◆ Direction:
For each line below that includes the word "estándar", make a copy.

[Recorded data]
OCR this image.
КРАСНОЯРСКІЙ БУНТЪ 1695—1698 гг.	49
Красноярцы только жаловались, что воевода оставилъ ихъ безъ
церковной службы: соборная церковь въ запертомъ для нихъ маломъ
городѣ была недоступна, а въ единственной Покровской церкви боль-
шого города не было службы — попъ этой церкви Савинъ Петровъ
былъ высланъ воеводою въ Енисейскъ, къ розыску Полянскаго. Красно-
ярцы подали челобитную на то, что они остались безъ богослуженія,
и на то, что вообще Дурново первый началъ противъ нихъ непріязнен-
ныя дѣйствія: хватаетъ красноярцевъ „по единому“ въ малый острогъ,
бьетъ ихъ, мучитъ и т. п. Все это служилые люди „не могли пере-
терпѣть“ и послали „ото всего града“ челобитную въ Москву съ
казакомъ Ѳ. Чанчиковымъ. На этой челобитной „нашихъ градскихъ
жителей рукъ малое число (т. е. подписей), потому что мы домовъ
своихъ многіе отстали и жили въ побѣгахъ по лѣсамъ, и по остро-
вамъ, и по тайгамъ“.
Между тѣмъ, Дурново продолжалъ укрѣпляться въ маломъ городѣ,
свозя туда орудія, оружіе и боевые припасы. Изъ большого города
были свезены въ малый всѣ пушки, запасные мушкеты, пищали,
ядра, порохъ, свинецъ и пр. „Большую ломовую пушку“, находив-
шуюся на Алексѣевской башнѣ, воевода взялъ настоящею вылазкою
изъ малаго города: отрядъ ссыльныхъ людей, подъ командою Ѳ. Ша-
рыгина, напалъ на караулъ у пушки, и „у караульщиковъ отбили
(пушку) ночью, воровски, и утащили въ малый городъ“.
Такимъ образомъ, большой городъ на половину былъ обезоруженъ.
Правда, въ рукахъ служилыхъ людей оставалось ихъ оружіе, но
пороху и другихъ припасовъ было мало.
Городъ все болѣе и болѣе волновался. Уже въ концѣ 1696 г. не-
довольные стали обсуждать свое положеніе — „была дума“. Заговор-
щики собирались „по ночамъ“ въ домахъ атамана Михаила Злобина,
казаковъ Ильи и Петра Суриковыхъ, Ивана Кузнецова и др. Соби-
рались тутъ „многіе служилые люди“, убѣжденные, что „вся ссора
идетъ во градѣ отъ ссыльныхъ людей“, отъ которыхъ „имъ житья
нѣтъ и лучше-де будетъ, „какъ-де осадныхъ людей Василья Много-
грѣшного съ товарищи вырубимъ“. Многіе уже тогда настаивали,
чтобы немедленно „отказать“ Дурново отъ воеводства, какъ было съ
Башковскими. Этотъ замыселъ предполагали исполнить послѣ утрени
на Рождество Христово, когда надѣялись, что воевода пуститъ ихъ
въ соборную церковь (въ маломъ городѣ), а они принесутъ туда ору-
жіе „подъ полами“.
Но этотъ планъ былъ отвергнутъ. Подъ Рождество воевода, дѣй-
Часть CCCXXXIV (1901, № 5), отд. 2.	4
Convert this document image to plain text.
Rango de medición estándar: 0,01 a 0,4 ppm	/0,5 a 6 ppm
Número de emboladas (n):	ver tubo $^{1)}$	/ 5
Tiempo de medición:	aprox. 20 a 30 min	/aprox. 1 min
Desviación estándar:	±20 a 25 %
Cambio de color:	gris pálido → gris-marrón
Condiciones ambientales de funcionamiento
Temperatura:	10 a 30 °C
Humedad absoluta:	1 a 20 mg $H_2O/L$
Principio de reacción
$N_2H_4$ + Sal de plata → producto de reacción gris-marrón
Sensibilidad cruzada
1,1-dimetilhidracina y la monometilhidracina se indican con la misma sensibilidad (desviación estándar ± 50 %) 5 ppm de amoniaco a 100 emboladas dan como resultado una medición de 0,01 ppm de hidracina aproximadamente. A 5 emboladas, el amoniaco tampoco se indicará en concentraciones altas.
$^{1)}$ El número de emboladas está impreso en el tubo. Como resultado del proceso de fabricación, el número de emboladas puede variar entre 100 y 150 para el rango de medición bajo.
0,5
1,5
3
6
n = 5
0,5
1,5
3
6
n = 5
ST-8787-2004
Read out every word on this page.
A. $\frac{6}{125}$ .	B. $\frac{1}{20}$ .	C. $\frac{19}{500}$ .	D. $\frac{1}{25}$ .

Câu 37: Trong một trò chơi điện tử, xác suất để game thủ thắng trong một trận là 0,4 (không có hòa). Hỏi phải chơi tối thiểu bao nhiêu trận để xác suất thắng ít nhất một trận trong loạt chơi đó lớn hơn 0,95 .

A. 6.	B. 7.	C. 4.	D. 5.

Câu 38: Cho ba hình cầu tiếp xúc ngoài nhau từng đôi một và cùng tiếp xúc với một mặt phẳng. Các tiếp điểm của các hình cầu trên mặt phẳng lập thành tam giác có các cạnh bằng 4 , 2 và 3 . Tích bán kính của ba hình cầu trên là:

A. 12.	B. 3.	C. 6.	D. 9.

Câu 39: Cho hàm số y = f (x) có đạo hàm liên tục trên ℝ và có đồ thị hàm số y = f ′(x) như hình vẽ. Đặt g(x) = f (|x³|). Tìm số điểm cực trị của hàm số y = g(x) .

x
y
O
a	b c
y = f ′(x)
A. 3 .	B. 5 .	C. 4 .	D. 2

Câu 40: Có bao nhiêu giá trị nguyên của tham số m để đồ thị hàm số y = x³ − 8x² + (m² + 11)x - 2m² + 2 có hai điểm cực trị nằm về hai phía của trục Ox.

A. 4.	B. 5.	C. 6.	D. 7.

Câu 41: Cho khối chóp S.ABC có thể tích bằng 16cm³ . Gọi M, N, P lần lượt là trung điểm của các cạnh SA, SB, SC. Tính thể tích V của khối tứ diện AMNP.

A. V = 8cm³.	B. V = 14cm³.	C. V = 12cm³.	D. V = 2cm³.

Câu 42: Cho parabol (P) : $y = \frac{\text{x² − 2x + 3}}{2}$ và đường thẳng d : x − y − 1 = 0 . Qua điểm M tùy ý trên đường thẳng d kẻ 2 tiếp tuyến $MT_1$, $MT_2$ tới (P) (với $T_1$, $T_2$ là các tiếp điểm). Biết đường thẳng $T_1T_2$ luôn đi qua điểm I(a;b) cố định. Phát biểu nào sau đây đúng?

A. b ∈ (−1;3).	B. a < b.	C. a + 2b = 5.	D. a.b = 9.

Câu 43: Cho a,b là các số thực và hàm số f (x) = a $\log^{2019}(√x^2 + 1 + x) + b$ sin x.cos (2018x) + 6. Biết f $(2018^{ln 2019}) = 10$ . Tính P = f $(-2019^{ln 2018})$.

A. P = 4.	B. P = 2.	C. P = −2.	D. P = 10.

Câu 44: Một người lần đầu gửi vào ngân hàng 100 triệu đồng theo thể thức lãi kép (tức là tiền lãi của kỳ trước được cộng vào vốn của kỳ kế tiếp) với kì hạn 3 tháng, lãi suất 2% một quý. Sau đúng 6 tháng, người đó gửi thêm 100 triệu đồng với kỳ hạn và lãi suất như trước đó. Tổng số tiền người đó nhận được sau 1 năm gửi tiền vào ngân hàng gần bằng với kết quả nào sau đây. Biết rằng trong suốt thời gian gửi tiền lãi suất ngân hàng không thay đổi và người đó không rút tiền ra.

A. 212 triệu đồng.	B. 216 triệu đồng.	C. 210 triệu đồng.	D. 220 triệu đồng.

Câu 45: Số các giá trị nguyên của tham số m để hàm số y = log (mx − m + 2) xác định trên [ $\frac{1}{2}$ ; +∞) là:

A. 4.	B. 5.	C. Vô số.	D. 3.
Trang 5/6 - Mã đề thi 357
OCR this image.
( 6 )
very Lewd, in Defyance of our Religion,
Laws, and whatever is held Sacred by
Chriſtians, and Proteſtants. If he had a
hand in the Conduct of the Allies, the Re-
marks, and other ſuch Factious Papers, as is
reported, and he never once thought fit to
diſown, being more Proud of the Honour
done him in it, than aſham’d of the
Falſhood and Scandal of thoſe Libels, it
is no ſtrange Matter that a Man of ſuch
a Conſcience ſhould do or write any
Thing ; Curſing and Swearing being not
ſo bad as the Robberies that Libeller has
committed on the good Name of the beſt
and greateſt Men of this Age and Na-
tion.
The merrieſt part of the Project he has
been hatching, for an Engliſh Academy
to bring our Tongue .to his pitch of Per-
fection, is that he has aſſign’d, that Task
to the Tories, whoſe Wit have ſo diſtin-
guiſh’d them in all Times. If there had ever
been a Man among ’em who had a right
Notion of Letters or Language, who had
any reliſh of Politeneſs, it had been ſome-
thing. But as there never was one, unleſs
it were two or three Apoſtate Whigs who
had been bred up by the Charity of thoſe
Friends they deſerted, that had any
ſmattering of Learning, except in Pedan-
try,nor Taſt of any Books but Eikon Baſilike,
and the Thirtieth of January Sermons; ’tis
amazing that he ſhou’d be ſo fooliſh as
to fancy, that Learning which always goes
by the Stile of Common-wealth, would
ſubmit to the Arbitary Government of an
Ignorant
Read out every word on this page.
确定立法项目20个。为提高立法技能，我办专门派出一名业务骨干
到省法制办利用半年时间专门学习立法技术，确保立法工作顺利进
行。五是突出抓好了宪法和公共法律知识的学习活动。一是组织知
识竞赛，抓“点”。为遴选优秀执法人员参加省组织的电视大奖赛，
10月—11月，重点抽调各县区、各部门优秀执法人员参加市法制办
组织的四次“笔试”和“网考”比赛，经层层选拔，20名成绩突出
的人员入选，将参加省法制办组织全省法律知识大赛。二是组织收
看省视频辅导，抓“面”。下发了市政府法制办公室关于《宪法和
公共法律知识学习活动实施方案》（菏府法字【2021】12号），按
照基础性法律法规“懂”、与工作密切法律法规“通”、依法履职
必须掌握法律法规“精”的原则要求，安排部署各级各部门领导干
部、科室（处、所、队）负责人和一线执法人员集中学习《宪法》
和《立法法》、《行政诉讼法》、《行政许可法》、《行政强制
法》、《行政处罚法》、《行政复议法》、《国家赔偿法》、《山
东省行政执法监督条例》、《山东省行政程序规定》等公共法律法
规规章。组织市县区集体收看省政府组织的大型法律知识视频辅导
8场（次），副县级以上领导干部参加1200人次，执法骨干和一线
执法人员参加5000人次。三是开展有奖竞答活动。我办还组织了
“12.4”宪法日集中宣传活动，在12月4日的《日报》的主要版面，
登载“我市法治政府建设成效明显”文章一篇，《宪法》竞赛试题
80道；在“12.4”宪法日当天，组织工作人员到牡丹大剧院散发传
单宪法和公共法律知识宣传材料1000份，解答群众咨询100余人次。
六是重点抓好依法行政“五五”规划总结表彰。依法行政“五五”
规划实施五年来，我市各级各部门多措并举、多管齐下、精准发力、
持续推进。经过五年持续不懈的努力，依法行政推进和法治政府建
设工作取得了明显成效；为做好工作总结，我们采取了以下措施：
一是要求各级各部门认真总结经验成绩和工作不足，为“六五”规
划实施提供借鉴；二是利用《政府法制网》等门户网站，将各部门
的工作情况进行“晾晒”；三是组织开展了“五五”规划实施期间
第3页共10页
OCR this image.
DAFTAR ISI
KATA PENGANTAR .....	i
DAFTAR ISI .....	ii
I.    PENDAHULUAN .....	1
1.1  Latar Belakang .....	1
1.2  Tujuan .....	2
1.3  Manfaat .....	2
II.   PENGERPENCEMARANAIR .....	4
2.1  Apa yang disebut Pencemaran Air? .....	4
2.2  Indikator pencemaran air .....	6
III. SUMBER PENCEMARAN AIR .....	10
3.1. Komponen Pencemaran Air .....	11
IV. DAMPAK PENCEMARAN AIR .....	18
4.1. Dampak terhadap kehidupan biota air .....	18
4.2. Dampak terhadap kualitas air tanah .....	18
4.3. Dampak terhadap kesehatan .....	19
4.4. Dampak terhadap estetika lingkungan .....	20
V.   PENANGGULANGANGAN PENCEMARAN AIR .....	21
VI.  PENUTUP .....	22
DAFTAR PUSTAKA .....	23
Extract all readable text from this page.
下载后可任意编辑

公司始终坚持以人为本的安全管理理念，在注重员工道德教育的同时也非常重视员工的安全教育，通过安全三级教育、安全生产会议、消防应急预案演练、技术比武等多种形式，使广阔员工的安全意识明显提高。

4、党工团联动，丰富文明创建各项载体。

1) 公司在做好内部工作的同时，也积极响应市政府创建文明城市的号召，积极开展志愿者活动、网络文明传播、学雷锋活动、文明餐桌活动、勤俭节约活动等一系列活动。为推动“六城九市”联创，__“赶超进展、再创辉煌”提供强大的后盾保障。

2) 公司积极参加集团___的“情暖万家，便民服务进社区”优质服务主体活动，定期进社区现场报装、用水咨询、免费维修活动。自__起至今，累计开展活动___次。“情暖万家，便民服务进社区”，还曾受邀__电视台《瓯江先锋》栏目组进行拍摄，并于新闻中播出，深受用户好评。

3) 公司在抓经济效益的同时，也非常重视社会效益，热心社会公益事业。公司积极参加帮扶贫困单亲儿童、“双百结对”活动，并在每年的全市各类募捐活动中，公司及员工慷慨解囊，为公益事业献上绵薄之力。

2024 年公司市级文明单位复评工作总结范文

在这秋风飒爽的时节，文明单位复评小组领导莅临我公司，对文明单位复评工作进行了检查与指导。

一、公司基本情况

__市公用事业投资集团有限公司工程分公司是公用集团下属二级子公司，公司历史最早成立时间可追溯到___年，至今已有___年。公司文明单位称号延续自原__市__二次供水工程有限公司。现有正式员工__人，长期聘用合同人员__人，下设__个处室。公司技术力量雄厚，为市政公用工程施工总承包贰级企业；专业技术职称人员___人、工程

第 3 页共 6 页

◆ Result:
Rango de medición estándar: 0,01 a 0,4 ppm	/0,5 a 6 ppm
Desviación estándar:	±20 a 25 %
1,1-dimetilhidracina y la monometilhidracina se indican con la misma sensibilidad (desviación estándar ± 50 %) 5 ppm de amoniaco a 100 emboladas dan como resultado una medición de 0,01 ppm de hidracina aproximadamente. A 5 emboladas, el amoniaco tampoco se indicará en concentraciones altas.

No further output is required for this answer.